(Figure collection entries)
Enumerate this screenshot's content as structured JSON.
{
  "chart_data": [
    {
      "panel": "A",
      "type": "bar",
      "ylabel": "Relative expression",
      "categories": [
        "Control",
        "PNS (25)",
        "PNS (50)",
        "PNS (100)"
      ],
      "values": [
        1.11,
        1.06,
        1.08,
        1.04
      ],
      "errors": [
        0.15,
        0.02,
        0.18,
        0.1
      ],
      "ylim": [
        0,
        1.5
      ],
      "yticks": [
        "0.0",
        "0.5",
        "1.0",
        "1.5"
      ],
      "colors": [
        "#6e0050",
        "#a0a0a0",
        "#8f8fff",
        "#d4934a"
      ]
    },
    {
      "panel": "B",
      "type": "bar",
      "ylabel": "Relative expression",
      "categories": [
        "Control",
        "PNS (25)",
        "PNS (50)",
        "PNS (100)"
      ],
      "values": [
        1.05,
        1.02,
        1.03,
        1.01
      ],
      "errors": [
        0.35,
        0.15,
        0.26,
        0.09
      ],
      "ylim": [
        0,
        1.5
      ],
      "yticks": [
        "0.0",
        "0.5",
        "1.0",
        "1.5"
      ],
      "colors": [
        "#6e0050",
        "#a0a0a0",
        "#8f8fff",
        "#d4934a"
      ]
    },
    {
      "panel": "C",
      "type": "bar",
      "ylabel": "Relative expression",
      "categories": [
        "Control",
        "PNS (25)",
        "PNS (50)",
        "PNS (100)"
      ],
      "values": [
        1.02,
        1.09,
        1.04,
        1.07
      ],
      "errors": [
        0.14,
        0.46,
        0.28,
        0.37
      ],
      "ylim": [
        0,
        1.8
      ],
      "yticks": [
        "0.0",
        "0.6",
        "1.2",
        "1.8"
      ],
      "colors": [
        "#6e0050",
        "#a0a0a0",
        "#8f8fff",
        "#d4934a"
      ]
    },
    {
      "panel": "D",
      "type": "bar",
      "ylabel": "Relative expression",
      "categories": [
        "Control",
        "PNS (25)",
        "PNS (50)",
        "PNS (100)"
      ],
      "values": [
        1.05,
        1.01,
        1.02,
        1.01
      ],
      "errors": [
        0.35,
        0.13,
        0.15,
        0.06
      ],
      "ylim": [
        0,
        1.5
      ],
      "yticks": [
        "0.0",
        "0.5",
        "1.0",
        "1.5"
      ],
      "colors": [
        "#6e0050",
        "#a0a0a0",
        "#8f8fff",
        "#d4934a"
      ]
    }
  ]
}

▸ **What to produce**
Copy down the whole of the data above, matching it exactly.

▸ **Response to the task**
Enumerate this screenshot's content as structured JSON.
{
  "chart_data": [
    {
      "panel": "A",
      "type": "bar",
      "ylabel": "Relative expression",
      "categories": [
        "Control",
        "PNS (25)",
        "PNS (50)",
        "PNS (100)"
      ],
      "values": [
        1.11,
        1.06,
        1.08,
        1.04
      ],
      "errors": [
        0.15,
        0.02,
        0.18,
        0.1
      ],
      "ylim": [
        0,
        1.5
      ],
      "yticks": [
        "0.0",
        "0.5",
        "1.0",
        "1.5"
      ],
      "colors": [
        "#6e0050",
        "#a0a0a0",
        "#8f8fff",
        "#d4934a"
      ]
    },
    {
      "panel": "B",
      "type": "bar",
      "ylabel": "Relative expression",
      "categories": [
        "Control",
        "PNS (25)",
        "PNS (50)",
        "PNS (100)"
      ],
      "values": [
        1.05,
        1.02,
        1.03,
        1.01
      ],
      "errors": [
        0.35,
        0.15,
        0.26,
        0.09
      ],
      "ylim": [
        0,
        1.5
      ],
      "yticks": [
        "0.0",
        "0.5",
        "1.0",
        "1.5"
      ],
      "colors": [
        "#6e0050",
        "#a0a0a0",
        "#8f8fff",
        "#d4934a"
      ]
    },
    {
      "panel": "C",
      "type": "bar",
      "ylabel": "Relative expression",
      "categories": [
        "Control",
        "PNS (25)",
        "PNS (50)",
        "PNS (100)"
      ],
      "values": [
        1.02,
        1.09,
        1.04,
        1.07
      ],
      "errors": [
        0.14,
        0.46,
        0.28,
        0.37
      ],
      "ylim": [
        0,
        1.8
      ],
      "yticks": [
        "0.0",
        "0.6",
        "1.2",
        "1.8"
      ],
      "colors": [
        "#6e0050",
        "#a0a0a0",
        "#8f8fff",
        "#d4934a"
      ]
    },
    {
      "panel": "D",
      "type": "bar",
      "ylabel": "Relative expression",
      "categories": [
        "Control",
        "PNS (25)",
        "PNS (50)",
        "PNS (100)"
      ],
      "values": [
        1.05,
        1.01,
        1.02,
        1.01
      ],
      "errors": [
        0.35,
        0.13,
        0.15,
        0.06
      ],
      "ylim": [
        0,
        1.5
      ],
      "yticks": [
        "0.0",
        "0.5",
        "1.0",
        "1.5"
      ],
      "colors": [
        "#6e0050",
        "#a0a0a0",
        "#8f8fff",
        "#d4934a"
      ]
    }
  ]
}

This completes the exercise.